- _Task statement_
Output every line of the data exactly as it appears.

A block of data
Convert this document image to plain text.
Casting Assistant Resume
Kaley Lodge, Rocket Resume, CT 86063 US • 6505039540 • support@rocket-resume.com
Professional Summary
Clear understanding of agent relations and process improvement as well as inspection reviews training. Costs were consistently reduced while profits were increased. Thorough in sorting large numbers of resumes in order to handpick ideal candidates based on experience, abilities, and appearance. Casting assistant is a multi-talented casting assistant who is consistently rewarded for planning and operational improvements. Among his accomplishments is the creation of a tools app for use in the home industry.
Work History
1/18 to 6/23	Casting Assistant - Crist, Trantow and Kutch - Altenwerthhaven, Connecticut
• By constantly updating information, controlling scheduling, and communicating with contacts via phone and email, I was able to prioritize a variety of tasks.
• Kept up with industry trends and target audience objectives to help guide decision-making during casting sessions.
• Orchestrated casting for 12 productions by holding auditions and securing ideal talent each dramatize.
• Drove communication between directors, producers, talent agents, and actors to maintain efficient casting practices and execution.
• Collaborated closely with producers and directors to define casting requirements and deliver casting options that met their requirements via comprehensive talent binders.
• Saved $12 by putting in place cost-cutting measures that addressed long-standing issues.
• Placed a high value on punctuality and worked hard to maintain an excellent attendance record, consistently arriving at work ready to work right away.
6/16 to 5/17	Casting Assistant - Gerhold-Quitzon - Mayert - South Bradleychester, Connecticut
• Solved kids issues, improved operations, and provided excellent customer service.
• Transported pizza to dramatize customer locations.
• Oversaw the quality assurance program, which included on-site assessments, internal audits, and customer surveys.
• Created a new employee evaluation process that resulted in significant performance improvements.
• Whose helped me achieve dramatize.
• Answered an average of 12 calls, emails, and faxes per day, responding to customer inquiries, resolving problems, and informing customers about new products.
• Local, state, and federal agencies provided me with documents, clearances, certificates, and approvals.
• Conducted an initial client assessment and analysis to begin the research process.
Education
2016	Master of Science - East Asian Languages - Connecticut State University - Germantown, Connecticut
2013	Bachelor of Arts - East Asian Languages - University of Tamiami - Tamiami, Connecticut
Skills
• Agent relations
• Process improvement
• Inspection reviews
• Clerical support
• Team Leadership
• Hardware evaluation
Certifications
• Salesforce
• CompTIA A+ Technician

- _Task response_
Convert this document image to plain text.
Casting Assistant Resume
Kaley Lodge, Rocket Resume, CT 86063 US • 6505039540 • support@rocket-resume.com
Professional Summary
Clear understanding of agent relations and process improvement as well as inspection reviews training. Costs were consistently reduced while profits were increased. Thorough in sorting large numbers of resumes in order to handpick ideal candidates based on experience, abilities, and appearance. Casting assistant is a multi-talented casting assistant who is consistently rewarded for planning and operational improvements. Among his accomplishments is the creation of a tools app for use in the home industry.
Work History
1/18 to 6/23	Casting Assistant - Crist, Trantow and Kutch - Altenwerthhaven, Connecticut
• By constantly updating information, controlling scheduling, and communicating with contacts via phone and email, I was able to prioritize a variety of tasks.
• Kept up with industry trends and target audience objectives to help guide decision-making during casting sessions.
• Orchestrated casting for 12 productions by holding auditions and securing ideal talent each dramatize.
• Drove communication between directors, producers, talent agents, and actors to maintain efficient casting practices and execution.
• Collaborated closely with producers and directors to define casting requirements and deliver casting options that met their requirements via comprehensive talent binders.
• Saved $12 by putting in place cost-cutting measures that addressed long-standing issues.
• Placed a high value on punctuality and worked hard to maintain an excellent attendance record, consistently arriving at work ready to work right away.
6/16 to 5/17	Casting Assistant - Gerhold-Quitzon - Mayert - South Bradleychester, Connecticut
• Solved kids issues, improved operations, and provided excellent customer service.
• Transported pizza to dramatize customer locations.
• Oversaw the quality assurance program, which included on-site assessments, internal audits, and customer surveys.
• Created a new employee evaluation process that resulted in significant performance improvements.
• Whose helped me achieve dramatize.
• Answered an average of 12 calls, emails, and faxes per day, responding to customer inquiries, resolving problems, and informing customers about new products.
• Local, state, and federal agencies provided me with documents, clearances, certificates, and approvals.
• Conducted an initial client assessment and analysis to begin the research process.
Education
2016	Master of Science - East Asian Languages - Connecticut State University - Germantown, Connecticut
2013	Bachelor of Arts - East Asian Languages - University of Tamiami - Tamiami, Connecticut
Skills
• Agent relations
• Process improvement
• Inspection reviews
• Clerical support
• Team Leadership
• Hardware evaluation
Certifications
• Salesforce
• CompTIA A+ Technician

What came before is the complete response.